(Instruction):
Present the data once more in exactly its original form.

◆ ◆ ◆ ◆ ◆

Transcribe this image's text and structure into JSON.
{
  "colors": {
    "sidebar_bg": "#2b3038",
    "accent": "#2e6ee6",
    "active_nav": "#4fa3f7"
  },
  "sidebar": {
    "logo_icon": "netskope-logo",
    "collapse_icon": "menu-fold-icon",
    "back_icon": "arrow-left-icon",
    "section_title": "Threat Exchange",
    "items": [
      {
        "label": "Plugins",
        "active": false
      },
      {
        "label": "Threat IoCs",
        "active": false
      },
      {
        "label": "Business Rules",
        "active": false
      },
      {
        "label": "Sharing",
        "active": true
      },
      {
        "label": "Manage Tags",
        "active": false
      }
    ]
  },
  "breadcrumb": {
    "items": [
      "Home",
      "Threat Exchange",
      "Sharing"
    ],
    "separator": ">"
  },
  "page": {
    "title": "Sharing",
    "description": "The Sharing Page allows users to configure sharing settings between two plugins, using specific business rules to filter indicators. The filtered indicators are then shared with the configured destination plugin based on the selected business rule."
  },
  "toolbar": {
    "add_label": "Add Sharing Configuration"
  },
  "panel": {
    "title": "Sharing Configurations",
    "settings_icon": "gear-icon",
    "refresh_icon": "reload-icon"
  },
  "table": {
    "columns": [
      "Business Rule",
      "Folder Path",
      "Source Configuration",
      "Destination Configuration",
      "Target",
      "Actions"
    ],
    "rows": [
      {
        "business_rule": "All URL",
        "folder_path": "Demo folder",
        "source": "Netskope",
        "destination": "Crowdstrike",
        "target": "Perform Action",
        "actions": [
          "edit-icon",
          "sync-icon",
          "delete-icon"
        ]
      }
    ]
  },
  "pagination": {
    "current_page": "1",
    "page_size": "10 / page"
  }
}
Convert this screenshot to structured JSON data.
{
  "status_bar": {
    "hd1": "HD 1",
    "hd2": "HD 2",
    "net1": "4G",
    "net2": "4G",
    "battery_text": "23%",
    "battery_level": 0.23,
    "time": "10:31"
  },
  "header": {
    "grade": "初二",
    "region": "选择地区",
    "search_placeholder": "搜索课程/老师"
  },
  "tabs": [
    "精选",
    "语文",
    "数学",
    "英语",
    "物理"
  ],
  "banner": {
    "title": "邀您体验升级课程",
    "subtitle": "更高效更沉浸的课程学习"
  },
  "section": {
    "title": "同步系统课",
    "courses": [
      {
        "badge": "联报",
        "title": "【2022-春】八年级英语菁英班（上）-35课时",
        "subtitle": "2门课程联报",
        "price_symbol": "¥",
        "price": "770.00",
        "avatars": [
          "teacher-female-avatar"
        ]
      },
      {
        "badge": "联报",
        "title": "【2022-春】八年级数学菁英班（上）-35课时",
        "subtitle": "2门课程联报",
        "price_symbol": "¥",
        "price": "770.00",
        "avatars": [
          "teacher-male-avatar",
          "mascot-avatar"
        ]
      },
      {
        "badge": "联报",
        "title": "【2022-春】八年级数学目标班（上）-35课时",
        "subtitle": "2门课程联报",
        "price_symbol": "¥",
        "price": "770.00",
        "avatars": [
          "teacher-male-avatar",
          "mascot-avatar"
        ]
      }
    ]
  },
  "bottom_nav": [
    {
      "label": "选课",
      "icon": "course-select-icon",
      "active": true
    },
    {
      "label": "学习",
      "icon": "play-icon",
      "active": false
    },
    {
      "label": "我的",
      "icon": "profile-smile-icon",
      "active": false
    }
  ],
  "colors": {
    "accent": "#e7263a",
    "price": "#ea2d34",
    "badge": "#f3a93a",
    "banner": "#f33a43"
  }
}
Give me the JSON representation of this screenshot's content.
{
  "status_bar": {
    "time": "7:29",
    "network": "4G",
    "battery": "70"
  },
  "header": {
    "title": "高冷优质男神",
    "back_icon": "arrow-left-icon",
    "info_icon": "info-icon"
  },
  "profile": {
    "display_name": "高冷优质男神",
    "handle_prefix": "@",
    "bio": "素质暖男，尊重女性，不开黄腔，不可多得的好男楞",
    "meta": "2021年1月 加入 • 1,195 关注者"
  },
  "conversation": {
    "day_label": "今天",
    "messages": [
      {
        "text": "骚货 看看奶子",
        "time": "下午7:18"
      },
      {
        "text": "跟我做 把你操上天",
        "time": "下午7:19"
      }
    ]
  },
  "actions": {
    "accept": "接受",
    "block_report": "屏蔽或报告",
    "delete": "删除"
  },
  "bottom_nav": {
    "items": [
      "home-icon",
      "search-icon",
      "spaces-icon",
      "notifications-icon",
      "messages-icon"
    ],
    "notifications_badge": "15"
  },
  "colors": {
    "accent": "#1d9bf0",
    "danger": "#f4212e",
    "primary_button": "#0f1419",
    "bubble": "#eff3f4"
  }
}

◆ ◆ ◆ ◆ ◆

(Solution to the problem):
Transcribe this image's text and structure into JSON.
{
  "colors": {
    "sidebar_bg": "#2b3038",
    "accent": "#2e6ee6",
    "active_nav": "#4fa3f7"
  },
  "sidebar": {
    "logo_icon": "netskope-logo",
    "collapse_icon": "menu-fold-icon",
    "back_icon": "arrow-left-icon",
    "section_title": "Threat Exchange",
    "items": [
      {
        "label": "Plugins",
        "active": false
      },
      {
        "label": "Threat IoCs",
        "active": false
      },
      {
        "label": "Business Rules",
        "active": false
      },
      {
        "label": "Sharing",
        "active": true
      },
      {
        "label": "Manage Tags",
        "active": false
      }
    ]
  },
  "breadcrumb": {
    "items": [
      "Home",
      "Threat Exchange",
      "Sharing"
    ],
    "separator": ">"
  },
  "page": {
    "title": "Sharing",
    "description": "The Sharing Page allows users to configure sharing settings between two plugins, using specific business rules to filter indicators. The filtered indicators are then shared with the configured destination plugin based on the selected business rule."
  },
  "toolbar": {
    "add_label": "Add Sharing Configuration"
  },
  "panel": {
    "title": "Sharing Configurations",
    "settings_icon": "gear-icon",
    "refresh_icon": "reload-icon"
  },
  "table": {
    "columns": [
      "Business Rule",
      "Folder Path",
      "Source Configuration",
      "Destination Configuration",
      "Target",
      "Actions"
    ],
    "rows": [
      {
        "business_rule": "All URL",
        "folder_path": "Demo folder",
        "source": "Netskope",
        "destination": "Crowdstrike",
        "target": "Perform Action",
        "actions": [
          "edit-icon",
          "sync-icon",
          "delete-icon"
        ]
      }
    ]
  },
  "pagination": {
    "current_page": "1",
    "page_size": "10 / page"
  }
}
Convert this screenshot to structured JSON data.
{
  "status_bar": {
    "hd1": "HD 1",
    "hd2": "HD 2",
    "net1": "4G",
    "net2": "4G",
    "battery_text": "23%",
    "battery_level": 0.23,
    "time": "10:31"
  },
  "header": {
    "grade": "初二",
    "region": "选择地区",
    "search_placeholder": "搜索课程/老师"
  },
  "tabs": [
    "精选",
    "语文",
    "数学",
    "英语",
    "物理"
  ],
  "banner": {
    "title": "邀您体验升级课程",
    "subtitle": "更高效更沉浸的课程学习"
  },
  "section": {
    "title": "同步系统课",
    "courses": [
      {
        "badge": "联报",
        "title": "【2022-春】八年级英语菁英班（上）-35课时",
        "subtitle": "2门课程联报",
        "price_symbol": "¥",
        "price": "770.00",
        "avatars": [
          "teacher-female-avatar"
        ]
      },
      {
        "badge": "联报",
        "title": "【2022-春】八年级数学菁英班（上）-35课时",
        "subtitle": "2门课程联报",
        "price_symbol": "¥",
        "price": "770.00",
        "avatars": [
          "teacher-male-avatar",
          "mascot-avatar"
        ]
      },
      {
        "badge": "联报",
        "title": "【2022-春】八年级数学目标班（上）-35课时",
        "subtitle": "2门课程联报",
        "price_symbol": "¥",
        "price": "770.00",
        "avatars": [
          "teacher-male-avatar",
          "mascot-avatar"
        ]
      }
    ]
  },
  "bottom_nav": [
    {
      "label": "选课",
      "icon": "course-select-icon",
      "active": true
    },
    {
      "label": "学习",
      "icon": "play-icon",
      "active": false
    },
    {
      "label": "我的",
      "icon": "profile-smile-icon",
      "active": false
    }
  ],
  "colors": {
    "accent": "#e7263a",
    "price": "#ea2d34",
    "badge": "#f3a93a",
    "banner": "#f33a43"
  }
}
Give me the JSON representation of this screenshot's content.
{
  "status_bar": {
    "time": "7:29",
    "network": "4G",
    "battery": "70"
  },
  "header": {
    "title": "高冷优质男神",
    "back_icon": "arrow-left-icon",
    "info_icon": "info-icon"
  },
  "profile": {
    "display_name": "高冷优质男神",
    "handle_prefix": "@",
    "bio": "素质暖男，尊重女性，不开黄腔，不可多得的好男楞",
    "meta": "2021年1月 加入 • 1,195 关注者"
  },
  "conversation": {
    "day_label": "今天",
    "messages": [
      {
        "text": "骚货 看看奶子",
        "time": "下午7:18"
      },
      {
        "text": "跟我做 把你操上天",
        "time": "下午7:19"
      }
    ]
  },
  "actions": {
    "accept": "接受",
    "block_report": "屏蔽或报告",
    "delete": "删除"
  },
  "bottom_nav": {
    "items": [
      "home-icon",
      "search-icon",
      "spaces-icon",
      "notifications-icon",
      "messages-icon"
    ],
    "notifications_badge": "15"
  },
  "colors": {
    "accent": "#1d9bf0",
    "danger": "#f4212e",
    "primary_button": "#0f1419",
    "bubble": "#eff3f4"
  }
}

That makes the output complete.